### Task brief:
Restate the entries word for word, omitting nothing.

### Records for the exercise:
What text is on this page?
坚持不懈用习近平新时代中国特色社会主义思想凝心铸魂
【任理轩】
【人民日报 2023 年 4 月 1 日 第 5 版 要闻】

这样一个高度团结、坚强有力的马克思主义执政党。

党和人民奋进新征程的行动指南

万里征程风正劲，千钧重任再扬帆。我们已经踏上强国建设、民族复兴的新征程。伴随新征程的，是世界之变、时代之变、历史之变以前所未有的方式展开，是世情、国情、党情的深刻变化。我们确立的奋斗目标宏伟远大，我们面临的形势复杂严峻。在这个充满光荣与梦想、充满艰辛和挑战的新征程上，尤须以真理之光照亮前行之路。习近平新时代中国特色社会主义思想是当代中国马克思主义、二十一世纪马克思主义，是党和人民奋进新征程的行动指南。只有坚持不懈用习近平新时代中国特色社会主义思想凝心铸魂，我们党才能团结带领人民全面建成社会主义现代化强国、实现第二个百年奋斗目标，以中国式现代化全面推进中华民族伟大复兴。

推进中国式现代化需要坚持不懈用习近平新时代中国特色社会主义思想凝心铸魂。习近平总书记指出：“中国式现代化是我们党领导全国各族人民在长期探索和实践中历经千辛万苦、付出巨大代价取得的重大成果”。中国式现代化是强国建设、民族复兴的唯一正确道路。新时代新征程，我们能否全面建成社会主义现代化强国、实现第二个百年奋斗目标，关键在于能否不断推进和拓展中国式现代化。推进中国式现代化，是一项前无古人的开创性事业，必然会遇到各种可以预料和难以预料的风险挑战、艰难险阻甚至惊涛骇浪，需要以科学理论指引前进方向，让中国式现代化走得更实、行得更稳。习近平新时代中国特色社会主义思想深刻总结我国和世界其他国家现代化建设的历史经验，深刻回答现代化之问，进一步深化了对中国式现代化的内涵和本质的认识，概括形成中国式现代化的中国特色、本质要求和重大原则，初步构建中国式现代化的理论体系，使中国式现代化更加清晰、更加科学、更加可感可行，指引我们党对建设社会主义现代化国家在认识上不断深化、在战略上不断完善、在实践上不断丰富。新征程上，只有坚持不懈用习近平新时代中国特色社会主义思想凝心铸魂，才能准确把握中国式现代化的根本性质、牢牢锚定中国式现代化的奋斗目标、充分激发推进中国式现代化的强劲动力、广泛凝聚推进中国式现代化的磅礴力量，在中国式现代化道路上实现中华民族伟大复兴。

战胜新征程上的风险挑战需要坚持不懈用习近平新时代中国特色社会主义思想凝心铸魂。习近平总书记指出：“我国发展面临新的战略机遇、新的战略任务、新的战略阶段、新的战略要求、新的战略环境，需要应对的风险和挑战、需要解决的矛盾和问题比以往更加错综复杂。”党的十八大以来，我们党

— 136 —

### Completed exercise:
What text is on this page?
坚持不懈用习近平新时代中国特色社会主义思想凝心铸魂
【任理轩】
【人民日报 2023 年 4 月 1 日 第 5 版 要闻】

这样一个高度团结、坚强有力的马克思主义执政党。

党和人民奋进新征程的行动指南

万里征程风正劲，千钧重任再扬帆。我们已经踏上强国建设、民族复兴的新征程。伴随新征程的，是世界之变、时代之变、历史之变以前所未有的方式展开，是世情、国情、党情的深刻变化。我们确立的奋斗目标宏伟远大，我们面临的形势复杂严峻。在这个充满光荣与梦想、充满艰辛和挑战的新征程上，尤须以真理之光照亮前行之路。习近平新时代中国特色社会主义思想是当代中国马克思主义、二十一世纪马克思主义，是党和人民奋进新征程的行动指南。只有坚持不懈用习近平新时代中国特色社会主义思想凝心铸魂，我们党才能团结带领人民全面建成社会主义现代化强国、实现第二个百年奋斗目标，以中国式现代化全面推进中华民族伟大复兴。

推进中国式现代化需要坚持不懈用习近平新时代中国特色社会主义思想凝心铸魂。习近平总书记指出：“中国式现代化是我们党领导全国各族人民在长期探索和实践中历经千辛万苦、付出巨大代价取得的重大成果”。中国式现代化是强国建设、民族复兴的唯一正确道路。新时代新征程，我们能否全面建成社会主义现代化强国、实现第二个百年奋斗目标，关键在于能否不断推进和拓展中国式现代化。推进中国式现代化，是一项前无古人的开创性事业，必然会遇到各种可以预料和难以预料的风险挑战、艰难险阻甚至惊涛骇浪，需要以科学理论指引前进方向，让中国式现代化走得更实、行得更稳。习近平新时代中国特色社会主义思想深刻总结我国和世界其他国家现代化建设的历史经验，深刻回答现代化之问，进一步深化了对中国式现代化的内涵和本质的认识，概括形成中国式现代化的中国特色、本质要求和重大原则，初步构建中国式现代化的理论体系，使中国式现代化更加清晰、更加科学、更加可感可行，指引我们党对建设社会主义现代化国家在认识上不断深化、在战略上不断完善、在实践上不断丰富。新征程上，只有坚持不懈用习近平新时代中国特色社会主义思想凝心铸魂，才能准确把握中国式现代化的根本性质、牢牢锚定中国式现代化的奋斗目标、充分激发推进中国式现代化的强劲动力、广泛凝聚推进中国式现代化的磅礴力量，在中国式现代化道路上实现中华民族伟大复兴。

战胜新征程上的风险挑战需要坚持不懈用习近平新时代中国特色社会主义思想凝心铸魂。习近平总书记指出：“我国发展面临新的战略机遇、新的战略任务、新的战略阶段、新的战略要求、新的战略环境，需要应对的风险和挑战、需要解决的矛盾和问题比以往更加错综复杂。”党的十八大以来，我们党

— 136 —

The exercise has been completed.